[Collected data]
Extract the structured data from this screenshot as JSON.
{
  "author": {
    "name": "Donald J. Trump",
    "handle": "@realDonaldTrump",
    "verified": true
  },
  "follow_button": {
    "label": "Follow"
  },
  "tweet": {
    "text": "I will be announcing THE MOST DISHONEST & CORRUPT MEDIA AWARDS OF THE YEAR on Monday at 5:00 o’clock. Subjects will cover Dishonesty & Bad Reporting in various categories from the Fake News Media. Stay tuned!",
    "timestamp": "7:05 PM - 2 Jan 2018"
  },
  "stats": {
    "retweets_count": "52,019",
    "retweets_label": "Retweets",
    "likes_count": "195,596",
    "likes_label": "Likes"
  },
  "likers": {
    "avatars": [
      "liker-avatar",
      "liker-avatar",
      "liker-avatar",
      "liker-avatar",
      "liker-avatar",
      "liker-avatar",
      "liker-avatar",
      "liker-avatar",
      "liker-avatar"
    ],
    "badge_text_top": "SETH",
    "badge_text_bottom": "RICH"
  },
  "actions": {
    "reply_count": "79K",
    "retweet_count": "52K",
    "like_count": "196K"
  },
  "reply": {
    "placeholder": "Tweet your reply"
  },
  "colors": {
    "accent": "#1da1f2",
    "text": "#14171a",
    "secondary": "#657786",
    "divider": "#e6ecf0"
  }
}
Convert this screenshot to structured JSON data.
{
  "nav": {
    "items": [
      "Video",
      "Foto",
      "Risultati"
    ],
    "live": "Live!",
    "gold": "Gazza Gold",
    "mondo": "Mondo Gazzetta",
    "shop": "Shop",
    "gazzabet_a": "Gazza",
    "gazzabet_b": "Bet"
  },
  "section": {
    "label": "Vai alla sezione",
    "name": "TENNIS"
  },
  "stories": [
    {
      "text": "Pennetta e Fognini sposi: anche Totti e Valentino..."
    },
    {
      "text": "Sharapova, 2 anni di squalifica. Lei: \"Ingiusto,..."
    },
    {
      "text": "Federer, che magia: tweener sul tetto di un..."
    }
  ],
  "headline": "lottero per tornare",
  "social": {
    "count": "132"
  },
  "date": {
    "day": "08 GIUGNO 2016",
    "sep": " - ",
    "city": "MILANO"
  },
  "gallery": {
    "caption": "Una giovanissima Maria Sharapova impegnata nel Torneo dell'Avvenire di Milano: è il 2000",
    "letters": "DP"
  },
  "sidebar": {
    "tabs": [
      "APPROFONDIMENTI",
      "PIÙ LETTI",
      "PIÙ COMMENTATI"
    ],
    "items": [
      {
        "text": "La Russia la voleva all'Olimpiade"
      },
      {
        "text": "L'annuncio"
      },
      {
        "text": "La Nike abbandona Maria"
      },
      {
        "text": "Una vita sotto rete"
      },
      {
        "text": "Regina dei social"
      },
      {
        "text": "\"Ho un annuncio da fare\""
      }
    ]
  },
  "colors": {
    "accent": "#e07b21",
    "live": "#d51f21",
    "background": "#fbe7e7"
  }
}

__YOUR INSTRUCTIONS__.
Give all the records again. Match them exactly.

__OUTPUT BELOW__.
Extract the structured data from this screenshot as JSON.
{
  "author": {
    "name": "Donald J. Trump",
    "handle": "@realDonaldTrump",
    "verified": true
  },
  "follow_button": {
    "label": "Follow"
  },
  "tweet": {
    "text": "I will be announcing THE MOST DISHONEST & CORRUPT MEDIA AWARDS OF THE YEAR on Monday at 5:00 o’clock. Subjects will cover Dishonesty & Bad Reporting in various categories from the Fake News Media. Stay tuned!",
    "timestamp": "7:05 PM - 2 Jan 2018"
  },
  "stats": {
    "retweets_count": "52,019",
    "retweets_label": "Retweets",
    "likes_count": "195,596",
    "likes_label": "Likes"
  },
  "likers": {
    "avatars": [
      "liker-avatar",
      "liker-avatar",
      "liker-avatar",
      "liker-avatar",
      "liker-avatar",
      "liker-avatar",
      "liker-avatar",
      "liker-avatar",
      "liker-avatar"
    ],
    "badge_text_top": "SETH",
    "badge_text_bottom": "RICH"
  },
  "actions": {
    "reply_count": "79K",
    "retweet_count": "52K",
    "like_count": "196K"
  },
  "reply": {
    "placeholder": "Tweet your reply"
  },
  "colors": {
    "accent": "#1da1f2",
    "text": "#14171a",
    "secondary": "#657786",
    "divider": "#e6ecf0"
  }
}
Convert this screenshot to structured JSON data.
{
  "nav": {
    "items": [
      "Video",
      "Foto",
      "Risultati"
    ],
    "live": "Live!",
    "gold": "Gazza Gold",
    "mondo": "Mondo Gazzetta",
    "shop": "Shop",
    "gazzabet_a": "Gazza",
    "gazzabet_b": "Bet"
  },
  "section": {
    "label": "Vai alla sezione",
    "name": "TENNIS"
  },
  "stories": [
    {
      "text": "Pennetta e Fognini sposi: anche Totti e Valentino..."
    },
    {
      "text": "Sharapova, 2 anni di squalifica. Lei: \"Ingiusto,..."
    },
    {
      "text": "Federer, che magia: tweener sul tetto di un..."
    }
  ],
  "headline": "lottero per tornare",
  "social": {
    "count": "132"
  },
  "date": {
    "day": "08 GIUGNO 2016",
    "sep": " - ",
    "city": "MILANO"
  },
  "gallery": {
    "caption": "Una giovanissima Maria Sharapova impegnata nel Torneo dell'Avvenire di Milano: è il 2000",
    "letters": "DP"
  },
  "sidebar": {
    "tabs": [
      "APPROFONDIMENTI",
      "PIÙ LETTI",
      "PIÙ COMMENTATI"
    ],
    "items": [
      {
        "text": "La Russia la voleva all'Olimpiade"
      },
      {
        "text": "L'annuncio"
      },
      {
        "text": "La Nike abbandona Maria"
      },
      {
        "text": "Una vita sotto rete"
      },
      {
        "text": "Regina dei social"
      },
      {
        "text": "\"Ho un annuncio da fare\""
      }
    ]
  },
  "colors": {
    "accent": "#e07b21",
    "live": "#d51f21",
    "background": "#fbe7e7"
  }
}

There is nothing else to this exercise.